*Your goal*
Copy out all lines that carry the word "this".

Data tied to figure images
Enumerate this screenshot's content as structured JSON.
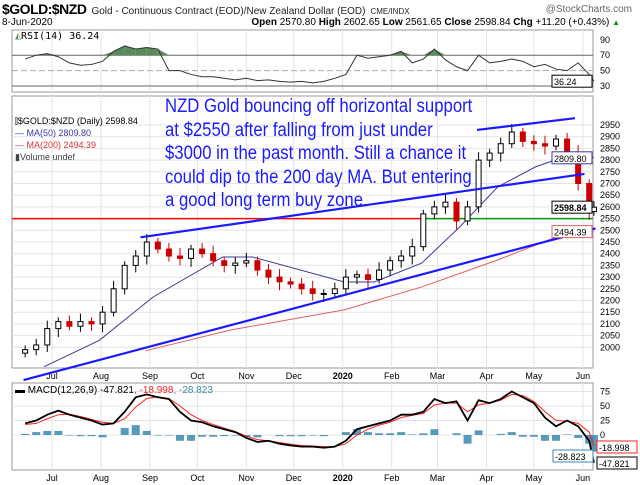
{
  "header": {
    "symbol": "$GOLD:$NZD",
    "description": "Gold - Continuous Contract (EOD)/New Zealand Dollar (EOD)",
    "source": "CME/INDX",
    "watermark": "@StockCharts.com",
    "date": "8-Jun-2020",
    "open_label": "Open",
    "open": "2570.80",
    "high_label": "High",
    "high": "2602.65",
    "low_label": "Low",
    "low": "2561.65",
    "close_label": "Close",
    "close": "2598.84",
    "chg_label": "Chg",
    "chg": "+11.20 (+0.43%)",
    "chg_icon": "up-triangle"
  },
  "annotation": [
    "NZD Gold bouncing off horizontal support",
    "at $2550 after falling from just under",
    "$3000 in the past month. Still a chance it",
    "could dip to the 200 day MA. But entering",
    "a good long term buy zone."
  ],
  "legend": {
    "price": "$GOLD:$NZD (Daily) 2598.84",
    "ma50": "MA(50) 2809.80",
    "ma200": "MA(200) 2494.39",
    "volume": "Volume undef"
  },
  "colors": {
    "up": "#000000",
    "down": "#cc0000",
    "ma50": "#3a3aa0",
    "ma200": "#e06060",
    "trendline": "#1a1aff",
    "support_red": "#ff0000",
    "support_green": "#009900",
    "rsi_fill": "#5a8a5a",
    "macd": "#000000",
    "signal": "#ff2020",
    "histogram": "#3a8ab0"
  },
  "chart_data": [
    {
      "type": "candlestick",
      "title": "$GOLD:$NZD (Daily)",
      "ylim": [
        1980,
        2990
      ],
      "grid": true,
      "legend": "top-left",
      "y_ticks": [
        2000,
        2050,
        2100,
        2150,
        2200,
        2250,
        2300,
        2350,
        2400,
        2450,
        2500,
        2550,
        2600,
        2650,
        2700,
        2750,
        2800,
        2850,
        2900,
        2950
      ],
      "x_ticks": [
        {
          "label": "Jul",
          "date": "2019-07-01"
        },
        {
          "label": "Aug",
          "date": "2019-08-01"
        },
        {
          "label": "Sep",
          "date": "2019-09-01"
        },
        {
          "label": "Oct",
          "date": "2019-10-01"
        },
        {
          "label": "Nov",
          "date": "2019-11-01"
        },
        {
          "label": "Dec",
          "date": "2019-12-01"
        },
        {
          "label": "2020",
          "date": "2020-01-01"
        },
        {
          "label": "Feb",
          "date": "2020-02-01"
        },
        {
          "label": "Mar",
          "date": "2020-03-01"
        },
        {
          "label": "Apr",
          "date": "2020-04-01"
        },
        {
          "label": "May",
          "date": "2020-05-01"
        },
        {
          "label": "Jun",
          "date": "2020-06-01"
        }
      ],
      "dates": [
        "2019-06-14",
        "2019-06-21",
        "2019-06-28",
        "2019-07-05",
        "2019-07-12",
        "2019-07-19",
        "2019-07-26",
        "2019-08-02",
        "2019-08-09",
        "2019-08-16",
        "2019-08-23",
        "2019-08-30",
        "2019-09-06",
        "2019-09-13",
        "2019-09-20",
        "2019-09-27",
        "2019-10-04",
        "2019-10-11",
        "2019-10-18",
        "2019-10-25",
        "2019-11-01",
        "2019-11-08",
        "2019-11-15",
        "2019-11-22",
        "2019-11-29",
        "2019-12-06",
        "2019-12-13",
        "2019-12-20",
        "2019-12-27",
        "2020-01-03",
        "2020-01-10",
        "2020-01-17",
        "2020-01-24",
        "2020-01-31",
        "2020-02-07",
        "2020-02-14",
        "2020-02-21",
        "2020-02-28",
        "2020-03-06",
        "2020-03-13",
        "2020-03-20",
        "2020-03-27",
        "2020-04-03",
        "2020-04-10",
        "2020-04-17",
        "2020-04-24",
        "2020-05-01",
        "2020-05-08",
        "2020-05-15",
        "2020-05-22",
        "2020-05-29",
        "2020-06-05",
        "2020-06-08"
      ],
      "close": [
        1990,
        2010,
        2080,
        2110,
        2090,
        2110,
        2100,
        2150,
        2250,
        2350,
        2390,
        2450,
        2420,
        2390,
        2380,
        2420,
        2400,
        2370,
        2350,
        2360,
        2370,
        2330,
        2300,
        2280,
        2270,
        2250,
        2230,
        2230,
        2250,
        2300,
        2310,
        2290,
        2330,
        2370,
        2390,
        2430,
        2570,
        2600,
        2620,
        2540,
        2600,
        2800,
        2830,
        2870,
        2920,
        2880,
        2870,
        2860,
        2890,
        2830,
        2700,
        2580,
        2598.84
      ],
      "last": {
        "close": "2598.84",
        "ma50": "2809.80",
        "ma200": "2494.39"
      },
      "ma50": [
        [
          "2019-06-26",
          1917
        ],
        [
          "2019-07-31",
          2030
        ],
        [
          "2019-09-03",
          2215
        ],
        [
          "2019-10-17",
          2386
        ],
        [
          "2019-11-05",
          2386
        ],
        [
          "2020-01-02",
          2279
        ],
        [
          "2020-01-21",
          2279
        ],
        [
          "2020-02-20",
          2360
        ],
        [
          "2020-03-15",
          2514
        ],
        [
          "2020-04-08",
          2685
        ],
        [
          "2020-05-02",
          2771
        ],
        [
          "2020-05-27",
          2830
        ],
        [
          "2020-06-08",
          2809.8
        ]
      ],
      "ma200": [
        [
          "2019-08-29",
          1985
        ],
        [
          "2019-10-22",
          2074
        ],
        [
          "2020-01-02",
          2160
        ],
        [
          "2020-02-20",
          2258
        ],
        [
          "2020-04-08",
          2373
        ],
        [
          "2020-05-15",
          2471
        ],
        [
          "2020-06-08",
          2494.39
        ]
      ],
      "trendlines": [
        [
          [
            "2019-08-26",
            2470
          ],
          [
            "2020-06-02",
            2741
          ]
        ],
        [
          [
            "2020-03-26",
            2929
          ],
          [
            "2020-05-27",
            2979
          ]
        ],
        [
          [
            "2019-06-13",
            1860
          ],
          [
            "2020-06-09",
            2508
          ]
        ]
      ],
      "support": {
        "value": 2550,
        "red_until": "2020-02-21"
      }
    },
    {
      "type": "line",
      "title": "RSI(14) 36.24",
      "ylim": [
        25,
        100
      ],
      "y_ticks": [
        90,
        70,
        50,
        30
      ],
      "last": "36.24",
      "overbought": 70,
      "values": [
        65,
        70,
        72,
        68,
        60,
        57,
        58,
        62,
        75,
        82,
        78,
        80,
        78,
        50,
        50,
        45,
        42,
        42,
        40,
        38,
        40,
        37,
        38,
        36,
        35,
        36,
        34,
        36,
        40,
        45,
        70,
        66,
        68,
        70,
        75,
        60,
        65,
        78,
        64,
        55,
        50,
        70,
        60,
        62,
        65,
        62,
        55,
        58,
        52,
        50,
        60,
        45,
        36.24
      ]
    },
    {
      "type": "line",
      "title": "MACD(12,26,9)",
      "title_values": [
        " -47.821",
        ", -18.998",
        ", -28.823"
      ],
      "ylim": [
        -55,
        90
      ],
      "y_ticks": [
        75,
        50,
        25,
        0
      ],
      "macd": [
        20,
        25,
        35,
        42,
        35,
        30,
        25,
        18,
        20,
        40,
        65,
        70,
        65,
        62,
        40,
        25,
        22,
        15,
        10,
        5,
        -5,
        -12,
        -10,
        -15,
        -18,
        -20,
        -20,
        -22,
        -20,
        -10,
        10,
        15,
        20,
        25,
        35,
        35,
        40,
        62,
        55,
        58,
        25,
        60,
        55,
        62,
        75,
        65,
        55,
        30,
        15,
        25,
        15,
        -10,
        -47.821
      ],
      "signal": [
        18,
        20,
        28,
        35,
        36,
        32,
        27,
        22,
        20,
        28,
        48,
        63,
        66,
        63,
        50,
        35,
        25,
        18,
        12,
        6,
        -2,
        -8,
        -10,
        -13,
        -16,
        -18,
        -19,
        -20,
        -20,
        -15,
        0,
        10,
        17,
        22,
        30,
        34,
        37,
        52,
        55,
        55,
        40,
        52,
        55,
        60,
        70,
        68,
        58,
        40,
        25,
        24,
        20,
        5,
        -18.998
      ],
      "last": {
        "macd": "-47.821",
        "signal": "-18.998",
        "histogram": "-28.823"
      }
    }
  ]
}
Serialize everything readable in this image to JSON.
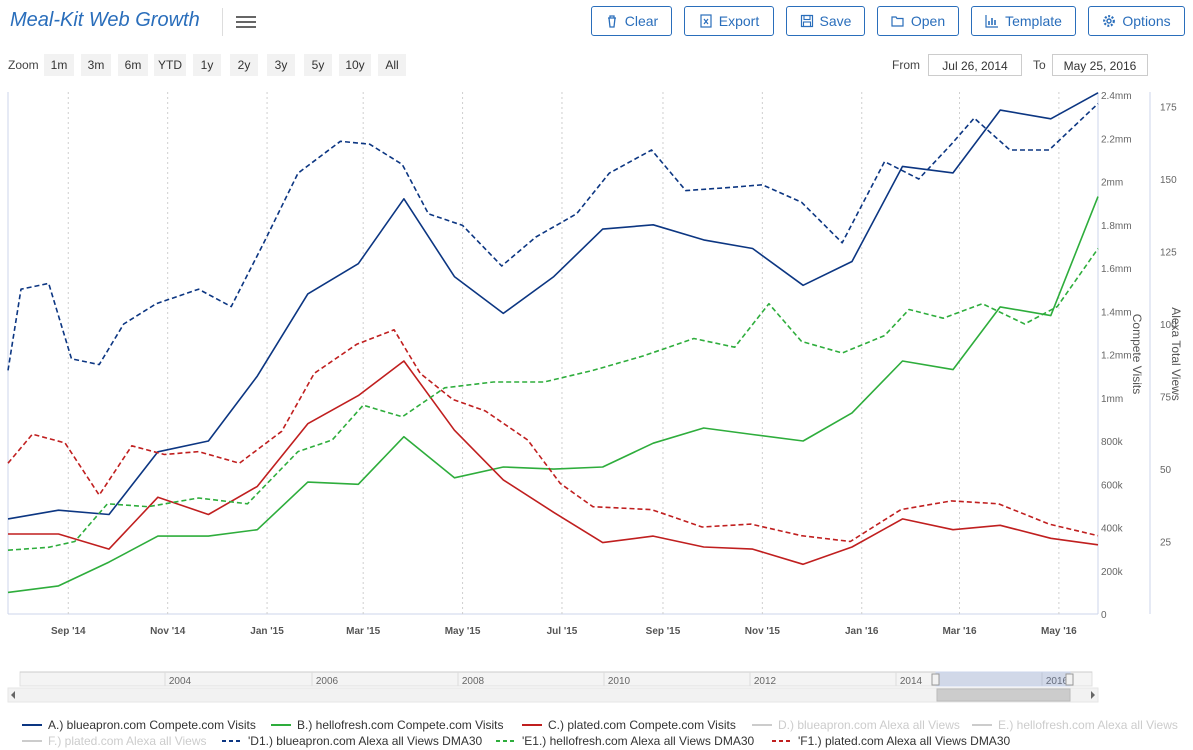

*Expected output*
Enumerate this screenshot's content as structured JSON.
Serialize everything readable in this image to JSON.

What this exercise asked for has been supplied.